### PROBLEM REQUIREMENTS
Which lines of the records contain "Accounting"? Collect every one of them.

Collection entries:
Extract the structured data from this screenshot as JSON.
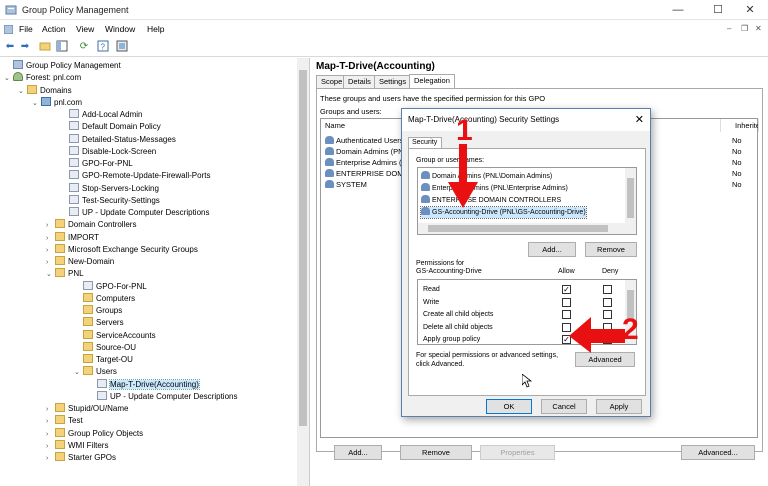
{
  "window": {
    "title": "Group Policy Management",
    "minimize": "—",
    "maximize": "☐",
    "close": "✕"
  },
  "menu": {
    "items": [
      "File",
      "Action",
      "View",
      "Window",
      "Help"
    ]
  },
  "tree": {
    "rows": [
      {
        "label": "Group Policy Management",
        "exp": "",
        "icon": "gpm"
      },
      {
        "label": "Forest: pnl.com",
        "exp": "⌄",
        "icon": "forest"
      },
      {
        "label": "Domains",
        "exp": "⌄",
        "icon": "ou"
      },
      {
        "label": "pnl.com",
        "exp": "⌄",
        "icon": "dom"
      },
      {
        "label": "Add-Local Admin",
        "exp": "",
        "icon": "gpo"
      },
      {
        "label": "Default Domain Policy",
        "exp": "",
        "icon": "gpo"
      },
      {
        "label": "Detailed-Status-Messages",
        "exp": "",
        "icon": "gpo"
      },
      {
        "label": "Disable-Lock-Screen",
        "exp": "",
        "icon": "gpo"
      },
      {
        "label": "GPO-For-PNL",
        "exp": "",
        "icon": "gpo"
      },
      {
        "label": "GPO-Remote-Update-Firewall-Ports",
        "exp": "",
        "icon": "gpo"
      },
      {
        "label": "Stop-Servers-Locking",
        "exp": "",
        "icon": "gpo"
      },
      {
        "label": "Test-Security-Settings",
        "exp": "",
        "icon": "gpo"
      },
      {
        "label": "UP - Update Computer Descriptions",
        "exp": "",
        "icon": "gpo"
      },
      {
        "label": "Domain Controllers",
        "exp": "›",
        "icon": "ou"
      },
      {
        "label": "IMPORT",
        "exp": "›",
        "icon": "ou"
      },
      {
        "label": "Microsoft Exchange Security Groups",
        "exp": "›",
        "icon": "ou"
      },
      {
        "label": "New-Domain",
        "exp": "›",
        "icon": "ou"
      },
      {
        "label": "PNL",
        "exp": "⌄",
        "icon": "ou"
      },
      {
        "label": "GPO-For-PNL",
        "exp": "",
        "icon": "gpo"
      },
      {
        "label": "Computers",
        "exp": "",
        "icon": "ou"
      },
      {
        "label": "Groups",
        "exp": "",
        "icon": "ou"
      },
      {
        "label": "Servers",
        "exp": "",
        "icon": "ou"
      },
      {
        "label": "ServiceAccounts",
        "exp": "",
        "icon": "ou"
      },
      {
        "label": "Source-OU",
        "exp": "",
        "icon": "ou"
      },
      {
        "label": "Target-OU",
        "exp": "",
        "icon": "ou"
      },
      {
        "label": "Users",
        "exp": "⌄",
        "icon": "ou"
      },
      {
        "label": "Map-T-Drive(Accounting)",
        "exp": "",
        "icon": "gpo"
      },
      {
        "label": "UP - Update Computer Descriptions",
        "exp": "",
        "icon": "gpo"
      },
      {
        "label": "Stupid/OU/Name",
        "exp": "›",
        "icon": "ou"
      },
      {
        "label": "Test",
        "exp": "›",
        "icon": "ou"
      },
      {
        "label": "Group Policy Objects",
        "exp": "›",
        "icon": "ou"
      },
      {
        "label": "WMI Filters",
        "exp": "›",
        "icon": "ou"
      },
      {
        "label": "Starter GPOs",
        "exp": "›",
        "icon": "ou"
      }
    ],
    "selected_index": 26
  },
  "details": {
    "title": "Map-T-Drive(Accounting)",
    "tabs": [
      "Scope",
      "Details",
      "Settings",
      "Delegation"
    ],
    "active_tab": "Delegation",
    "description": "These groups and users have the specified permission for this GPO",
    "groups_label": "Groups and users:",
    "columns": [
      "Name",
      "Inherited"
    ],
    "col_inherited_short": "Inherited",
    "rows": [
      {
        "name": "Authenticated Users",
        "inherited": "No"
      },
      {
        "name": "Domain Admins (PNL\\Domain Admins)",
        "inherited": "No"
      },
      {
        "name": "Enterprise Admins (PNL\\Enterprise Admins)",
        "inherited": "No"
      },
      {
        "name": "ENTERPRISE DOMAIN CONTROLLERS",
        "inherited": "No"
      },
      {
        "name": "SYSTEM",
        "inherited": "No"
      }
    ],
    "buttons": {
      "add": "Add...",
      "remove": "Remove",
      "properties": "Properties",
      "advanced": "Advanced..."
    }
  },
  "dialog": {
    "title": "Map-T-Drive(Accounting) Security Settings",
    "tab": "Security",
    "group_label": "Group or user names:",
    "groups": [
      "Domain Admins (PNL\\Domain Admins)",
      "Enterprise Admins (PNL\\Enterprise Admins)",
      "ENTERPRISE DOMAIN CONTROLLERS",
      "GS-Accounting-Drive (PNL\\GS-Accounting-Drive)"
    ],
    "selected_group": 3,
    "add": "Add...",
    "remove": "Remove",
    "perm_label_1": "Permissions for",
    "perm_label_2": "GS-Accounting-Drive",
    "allow": "Allow",
    "deny": "Deny",
    "permissions": [
      {
        "name": "Read",
        "allow": true,
        "deny": false
      },
      {
        "name": "Write",
        "allow": false,
        "deny": false
      },
      {
        "name": "Create all child objects",
        "allow": false,
        "deny": false
      },
      {
        "name": "Delete all child objects",
        "allow": false,
        "deny": false
      },
      {
        "name": "Apply group policy",
        "allow": true,
        "deny": false
      }
    ],
    "special_1": "For special permissions or advanced settings,",
    "special_2": "click Advanced.",
    "advanced": "Advanced",
    "ok": "OK",
    "cancel": "Cancel",
    "apply": "Apply"
  },
  "annotations": {
    "step1": "1",
    "step2": "2",
    "color": "#e81010"
  }
}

### ANSWER BELOW
        "label": "Map-T-Drive(Accounting)",
    "title": "Map-T-Drive(Accounting)",
    "title": "Map-T-Drive(Accounting) Security Settings",
      "GS-Accounting-Drive (PNL\\GS-Accounting-Drive)"
    "perm_label_2": "GS-Accounting-Drive",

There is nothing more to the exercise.